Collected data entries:

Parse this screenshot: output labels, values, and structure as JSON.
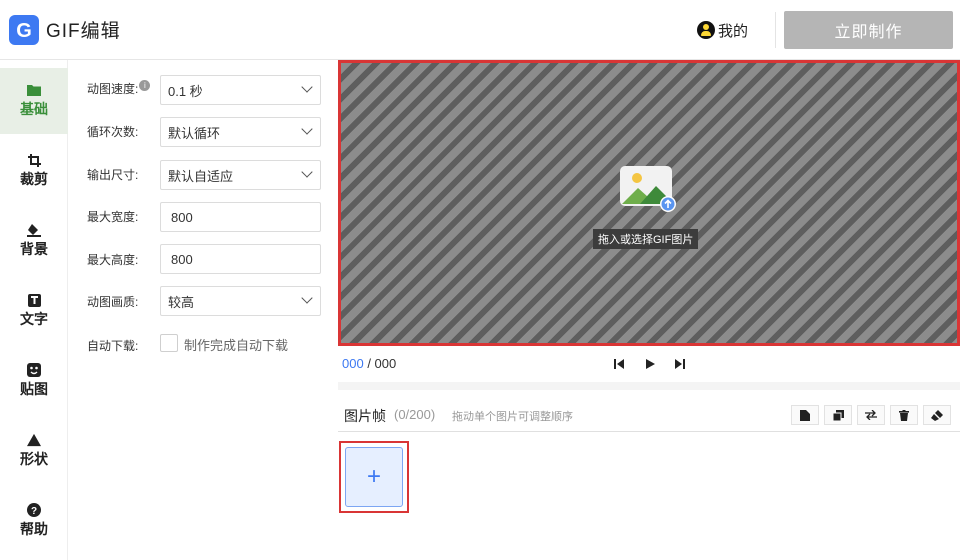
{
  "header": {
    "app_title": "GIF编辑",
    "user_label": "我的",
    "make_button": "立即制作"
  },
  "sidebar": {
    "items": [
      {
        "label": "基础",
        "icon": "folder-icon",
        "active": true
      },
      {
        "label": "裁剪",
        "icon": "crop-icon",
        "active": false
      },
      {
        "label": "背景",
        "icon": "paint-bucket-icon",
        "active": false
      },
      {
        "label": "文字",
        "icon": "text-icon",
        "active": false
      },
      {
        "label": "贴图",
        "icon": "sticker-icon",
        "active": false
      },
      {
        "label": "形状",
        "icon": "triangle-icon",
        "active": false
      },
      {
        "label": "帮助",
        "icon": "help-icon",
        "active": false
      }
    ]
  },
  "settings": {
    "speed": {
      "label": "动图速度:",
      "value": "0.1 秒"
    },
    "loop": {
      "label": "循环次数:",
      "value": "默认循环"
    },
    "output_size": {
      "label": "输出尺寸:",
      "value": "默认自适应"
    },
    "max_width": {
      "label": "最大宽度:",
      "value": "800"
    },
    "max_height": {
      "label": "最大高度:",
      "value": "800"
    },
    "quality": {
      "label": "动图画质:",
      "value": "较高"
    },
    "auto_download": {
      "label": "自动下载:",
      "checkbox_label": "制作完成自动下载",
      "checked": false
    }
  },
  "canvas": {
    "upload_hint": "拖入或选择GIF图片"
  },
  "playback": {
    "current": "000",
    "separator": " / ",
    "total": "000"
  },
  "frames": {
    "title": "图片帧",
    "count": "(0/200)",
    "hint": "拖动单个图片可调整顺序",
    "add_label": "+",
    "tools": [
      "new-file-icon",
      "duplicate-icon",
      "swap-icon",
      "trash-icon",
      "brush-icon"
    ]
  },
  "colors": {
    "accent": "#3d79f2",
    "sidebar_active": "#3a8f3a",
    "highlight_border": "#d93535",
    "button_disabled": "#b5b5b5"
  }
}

## EXERCISE DIRECTIONS
Reproduce the full listing above verbatim, with no pictures included.

## OUTPUT OF THE EXERCISE
Parse this screenshot: output labels, values, and structure as JSON.
{
  "header": {
    "app_title": "GIF编辑",
    "user_label": "我的",
    "make_button": "立即制作"
  },
  "sidebar": {
    "items": [
      {
        "label": "基础",
        "icon": "folder-icon",
        "active": true
      },
      {
        "label": "裁剪",
        "icon": "crop-icon",
        "active": false
      },
      {
        "label": "背景",
        "icon": "paint-bucket-icon",
        "active": false
      },
      {
        "label": "文字",
        "icon": "text-icon",
        "active": false
      },
      {
        "label": "贴图",
        "icon": "sticker-icon",
        "active": false
      },
      {
        "label": "形状",
        "icon": "triangle-icon",
        "active": false
      },
      {
        "label": "帮助",
        "icon": "help-icon",
        "active": false
      }
    ]
  },
  "settings": {
    "speed": {
      "label": "动图速度:",
      "value": "0.1 秒"
    },
    "loop": {
      "label": "循环次数:",
      "value": "默认循环"
    },
    "output_size": {
      "label": "输出尺寸:",
      "value": "默认自适应"
    },
    "max_width": {
      "label": "最大宽度:",
      "value": "800"
    },
    "max_height": {
      "label": "最大高度:",
      "value": "800"
    },
    "quality": {
      "label": "动图画质:",
      "value": "较高"
    },
    "auto_download": {
      "label": "自动下载:",
      "checkbox_label": "制作完成自动下载",
      "checked": false
    }
  },
  "canvas": {
    "upload_hint": "拖入或选择GIF图片"
  },
  "playback": {
    "current": "000",
    "separator": " / ",
    "total": "000"
  },
  "frames": {
    "title": "图片帧",
    "count": "(0/200)",
    "hint": "拖动单个图片可调整顺序",
    "add_label": "+",
    "tools": [
      "new-file-icon",
      "duplicate-icon",
      "swap-icon",
      "trash-icon",
      "brush-icon"
    ]
  },
  "colors": {
    "accent": "#3d79f2",
    "sidebar_active": "#3a8f3a",
    "highlight_border": "#d93535",
    "button_disabled": "#b5b5b5"
  }
}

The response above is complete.